■ WRITTEN REQUEST: What follows is a set of records, each of which is to be written out exactly.

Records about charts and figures
# # # # #

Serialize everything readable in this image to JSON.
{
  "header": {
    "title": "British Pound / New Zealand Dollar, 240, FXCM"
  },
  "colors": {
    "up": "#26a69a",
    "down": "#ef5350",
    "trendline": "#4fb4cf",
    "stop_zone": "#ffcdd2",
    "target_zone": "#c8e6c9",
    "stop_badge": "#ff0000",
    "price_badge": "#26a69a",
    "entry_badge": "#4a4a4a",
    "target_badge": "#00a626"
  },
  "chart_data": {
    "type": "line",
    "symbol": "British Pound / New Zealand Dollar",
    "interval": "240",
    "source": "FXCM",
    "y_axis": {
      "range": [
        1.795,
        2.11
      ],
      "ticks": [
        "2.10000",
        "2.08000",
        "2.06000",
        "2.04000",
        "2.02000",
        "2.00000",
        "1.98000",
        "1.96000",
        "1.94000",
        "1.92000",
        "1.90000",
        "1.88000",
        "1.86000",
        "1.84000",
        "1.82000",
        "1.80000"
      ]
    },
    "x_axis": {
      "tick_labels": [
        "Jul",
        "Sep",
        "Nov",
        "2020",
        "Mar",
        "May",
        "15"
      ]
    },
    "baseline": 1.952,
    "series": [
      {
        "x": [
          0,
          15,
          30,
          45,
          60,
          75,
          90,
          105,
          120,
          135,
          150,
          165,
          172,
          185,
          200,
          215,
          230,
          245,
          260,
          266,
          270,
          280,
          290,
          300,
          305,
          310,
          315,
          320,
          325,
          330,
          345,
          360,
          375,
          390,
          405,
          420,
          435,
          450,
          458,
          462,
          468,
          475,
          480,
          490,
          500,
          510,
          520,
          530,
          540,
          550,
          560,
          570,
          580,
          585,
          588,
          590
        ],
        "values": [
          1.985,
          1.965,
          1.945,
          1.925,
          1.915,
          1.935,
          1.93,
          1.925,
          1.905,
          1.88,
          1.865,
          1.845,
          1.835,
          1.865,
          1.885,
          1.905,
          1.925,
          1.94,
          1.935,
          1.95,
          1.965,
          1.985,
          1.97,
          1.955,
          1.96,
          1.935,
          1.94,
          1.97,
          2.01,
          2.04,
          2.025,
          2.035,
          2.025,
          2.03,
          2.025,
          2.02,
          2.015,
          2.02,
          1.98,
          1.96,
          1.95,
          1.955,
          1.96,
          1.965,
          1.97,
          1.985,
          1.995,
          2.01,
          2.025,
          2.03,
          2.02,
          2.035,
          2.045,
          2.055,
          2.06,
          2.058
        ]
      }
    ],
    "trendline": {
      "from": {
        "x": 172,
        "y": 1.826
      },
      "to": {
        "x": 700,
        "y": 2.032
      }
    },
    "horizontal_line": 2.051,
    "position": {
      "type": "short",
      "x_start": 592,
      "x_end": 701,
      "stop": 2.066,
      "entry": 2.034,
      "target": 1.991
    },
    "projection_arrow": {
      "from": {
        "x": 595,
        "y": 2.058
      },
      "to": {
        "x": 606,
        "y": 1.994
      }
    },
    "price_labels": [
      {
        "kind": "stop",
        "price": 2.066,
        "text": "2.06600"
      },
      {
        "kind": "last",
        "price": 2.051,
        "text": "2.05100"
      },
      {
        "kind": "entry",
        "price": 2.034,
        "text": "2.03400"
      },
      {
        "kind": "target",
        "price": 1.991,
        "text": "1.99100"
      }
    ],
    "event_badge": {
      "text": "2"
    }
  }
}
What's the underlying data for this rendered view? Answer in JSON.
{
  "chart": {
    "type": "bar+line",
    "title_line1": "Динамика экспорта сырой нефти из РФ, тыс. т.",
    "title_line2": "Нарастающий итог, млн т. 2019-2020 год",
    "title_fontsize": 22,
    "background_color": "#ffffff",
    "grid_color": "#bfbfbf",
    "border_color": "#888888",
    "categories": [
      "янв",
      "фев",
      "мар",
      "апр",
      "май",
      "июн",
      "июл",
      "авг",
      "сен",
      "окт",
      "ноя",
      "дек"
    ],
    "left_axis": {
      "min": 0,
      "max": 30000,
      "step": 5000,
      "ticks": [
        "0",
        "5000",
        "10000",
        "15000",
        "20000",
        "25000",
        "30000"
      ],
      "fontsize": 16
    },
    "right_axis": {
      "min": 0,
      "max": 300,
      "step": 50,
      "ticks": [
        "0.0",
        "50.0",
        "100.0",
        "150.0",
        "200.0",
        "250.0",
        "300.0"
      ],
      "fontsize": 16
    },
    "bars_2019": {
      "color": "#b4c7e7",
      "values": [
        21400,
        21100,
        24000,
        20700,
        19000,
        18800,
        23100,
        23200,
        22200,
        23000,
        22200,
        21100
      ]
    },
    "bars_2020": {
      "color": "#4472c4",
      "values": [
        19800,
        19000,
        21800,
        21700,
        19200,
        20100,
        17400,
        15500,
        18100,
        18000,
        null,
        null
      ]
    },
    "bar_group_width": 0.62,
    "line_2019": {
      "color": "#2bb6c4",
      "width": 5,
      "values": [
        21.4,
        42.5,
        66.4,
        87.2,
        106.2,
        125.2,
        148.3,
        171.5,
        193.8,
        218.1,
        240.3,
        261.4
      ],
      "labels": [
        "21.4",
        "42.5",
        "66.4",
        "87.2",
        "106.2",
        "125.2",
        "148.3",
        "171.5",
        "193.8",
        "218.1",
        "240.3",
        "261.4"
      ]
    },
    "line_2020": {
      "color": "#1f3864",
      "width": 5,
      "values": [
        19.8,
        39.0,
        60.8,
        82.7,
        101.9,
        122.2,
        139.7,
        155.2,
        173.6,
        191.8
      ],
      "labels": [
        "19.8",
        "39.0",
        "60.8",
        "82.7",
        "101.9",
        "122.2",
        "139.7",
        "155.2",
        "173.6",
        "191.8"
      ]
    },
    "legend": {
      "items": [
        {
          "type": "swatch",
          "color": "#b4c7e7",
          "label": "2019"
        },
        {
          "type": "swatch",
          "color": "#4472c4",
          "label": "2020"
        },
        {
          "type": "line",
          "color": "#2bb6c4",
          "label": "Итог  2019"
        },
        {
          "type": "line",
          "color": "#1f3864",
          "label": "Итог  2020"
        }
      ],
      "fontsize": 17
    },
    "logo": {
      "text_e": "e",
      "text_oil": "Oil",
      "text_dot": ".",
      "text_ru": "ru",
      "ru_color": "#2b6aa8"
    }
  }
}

# # # # #

■ FINISHED EXERCISE:
Serialize everything readable in this image to JSON.
{
  "header": {
    "title": "British Pound / New Zealand Dollar, 240, FXCM"
  },
  "colors": {
    "up": "#26a69a",
    "down": "#ef5350",
    "trendline": "#4fb4cf",
    "stop_zone": "#ffcdd2",
    "target_zone": "#c8e6c9",
    "stop_badge": "#ff0000",
    "price_badge": "#26a69a",
    "entry_badge": "#4a4a4a",
    "target_badge": "#00a626"
  },
  "chart_data": {
    "type": "line",
    "symbol": "British Pound / New Zealand Dollar",
    "interval": "240",
    "source": "FXCM",
    "y_axis": {
      "range": [
        1.795,
        2.11
      ],
      "ticks": [
        "2.10000",
        "2.08000",
        "2.06000",
        "2.04000",
        "2.02000",
        "2.00000",
        "1.98000",
        "1.96000",
        "1.94000",
        "1.92000",
        "1.90000",
        "1.88000",
        "1.86000",
        "1.84000",
        "1.82000",
        "1.80000"
      ]
    },
    "x_axis": {
      "tick_labels": [
        "Jul",
        "Sep",
        "Nov",
        "2020",
        "Mar",
        "May",
        "15"
      ]
    },
    "baseline": 1.952,
    "series": [
      {
        "x": [
          0,
          15,
          30,
          45,
          60,
          75,
          90,
          105,
          120,
          135,
          150,
          165,
          172,
          185,
          200,
          215,
          230,
          245,
          260,
          266,
          270,
          280,
          290,
          300,
          305,
          310,
          315,
          320,
          325,
          330,
          345,
          360,
          375,
          390,
          405,
          420,
          435,
          450,
          458,
          462,
          468,
          475,
          480,
          490,
          500,
          510,
          520,
          530,
          540,
          550,
          560,
          570,
          580,
          585,
          588,
          590
        ],
        "values": [
          1.985,
          1.965,
          1.945,
          1.925,
          1.915,
          1.935,
          1.93,
          1.925,
          1.905,
          1.88,
          1.865,
          1.845,
          1.835,
          1.865,
          1.885,
          1.905,
          1.925,
          1.94,
          1.935,
          1.95,
          1.965,
          1.985,
          1.97,
          1.955,
          1.96,
          1.935,
          1.94,
          1.97,
          2.01,
          2.04,
          2.025,
          2.035,
          2.025,
          2.03,
          2.025,
          2.02,
          2.015,
          2.02,
          1.98,
          1.96,
          1.95,
          1.955,
          1.96,
          1.965,
          1.97,
          1.985,
          1.995,
          2.01,
          2.025,
          2.03,
          2.02,
          2.035,
          2.045,
          2.055,
          2.06,
          2.058
        ]
      }
    ],
    "trendline": {
      "from": {
        "x": 172,
        "y": 1.826
      },
      "to": {
        "x": 700,
        "y": 2.032
      }
    },
    "horizontal_line": 2.051,
    "position": {
      "type": "short",
      "x_start": 592,
      "x_end": 701,
      "stop": 2.066,
      "entry": 2.034,
      "target": 1.991
    },
    "projection_arrow": {
      "from": {
        "x": 595,
        "y": 2.058
      },
      "to": {
        "x": 606,
        "y": 1.994
      }
    },
    "price_labels": [
      {
        "kind": "stop",
        "price": 2.066,
        "text": "2.06600"
      },
      {
        "kind": "last",
        "price": 2.051,
        "text": "2.05100"
      },
      {
        "kind": "entry",
        "price": 2.034,
        "text": "2.03400"
      },
      {
        "kind": "target",
        "price": 1.991,
        "text": "1.99100"
      }
    ],
    "event_badge": {
      "text": "2"
    }
  }
}
What's the underlying data for this rendered view? Answer in JSON.
{
  "chart": {
    "type": "bar+line",
    "title_line1": "Динамика экспорта сырой нефти из РФ, тыс. т.",
    "title_line2": "Нарастающий итог, млн т. 2019-2020 год",
    "title_fontsize": 22,
    "background_color": "#ffffff",
    "grid_color": "#bfbfbf",
    "border_color": "#888888",
    "categories": [
      "янв",
      "фев",
      "мар",
      "апр",
      "май",
      "июн",
      "июл",
      "авг",
      "сен",
      "окт",
      "ноя",
      "дек"
    ],
    "left_axis": {
      "min": 0,
      "max": 30000,
      "step": 5000,
      "ticks": [
        "0",
        "5000",
        "10000",
        "15000",
        "20000",
        "25000",
        "30000"
      ],
      "fontsize": 16
    },
    "right_axis": {
      "min": 0,
      "max": 300,
      "step": 50,
      "ticks": [
        "0.0",
        "50.0",
        "100.0",
        "150.0",
        "200.0",
        "250.0",
        "300.0"
      ],
      "fontsize": 16
    },
    "bars_2019": {
      "color": "#b4c7e7",
      "values": [
        21400,
        21100,
        24000,
        20700,
        19000,
        18800,
        23100,
        23200,
        22200,
        23000,
        22200,
        21100
      ]
    },
    "bars_2020": {
      "color": "#4472c4",
      "values": [
        19800,
        19000,
        21800,
        21700,
        19200,
        20100,
        17400,
        15500,
        18100,
        18000,
        null,
        null
      ]
    },
    "bar_group_width": 0.62,
    "line_2019": {
      "color": "#2bb6c4",
      "width": 5,
      "values": [
        21.4,
        42.5,
        66.4,
        87.2,
        106.2,
        125.2,
        148.3,
        171.5,
        193.8,
        218.1,
        240.3,
        261.4
      ],
      "labels": [
        "21.4",
        "42.5",
        "66.4",
        "87.2",
        "106.2",
        "125.2",
        "148.3",
        "171.5",
        "193.8",
        "218.1",
        "240.3",
        "261.4"
      ]
    },
    "line_2020": {
      "color": "#1f3864",
      "width": 5,
      "values": [
        19.8,
        39.0,
        60.8,
        82.7,
        101.9,
        122.2,
        139.7,
        155.2,
        173.6,
        191.8
      ],
      "labels": [
        "19.8",
        "39.0",
        "60.8",
        "82.7",
        "101.9",
        "122.2",
        "139.7",
        "155.2",
        "173.6",
        "191.8"
      ]
    },
    "legend": {
      "items": [
        {
          "type": "swatch",
          "color": "#b4c7e7",
          "label": "2019"
        },
        {
          "type": "swatch",
          "color": "#4472c4",
          "label": "2020"
        },
        {
          "type": "line",
          "color": "#2bb6c4",
          "label": "Итог  2019"
        },
        {
          "type": "line",
          "color": "#1f3864",
          "label": "Итог  2020"
        }
      ],
      "fontsize": 17
    },
    "logo": {
      "text_e": "e",
      "text_oil": "Oil",
      "text_dot": ".",
      "text_ru": "ru",
      "ru_color": "#2b6aa8"
    }
  }
}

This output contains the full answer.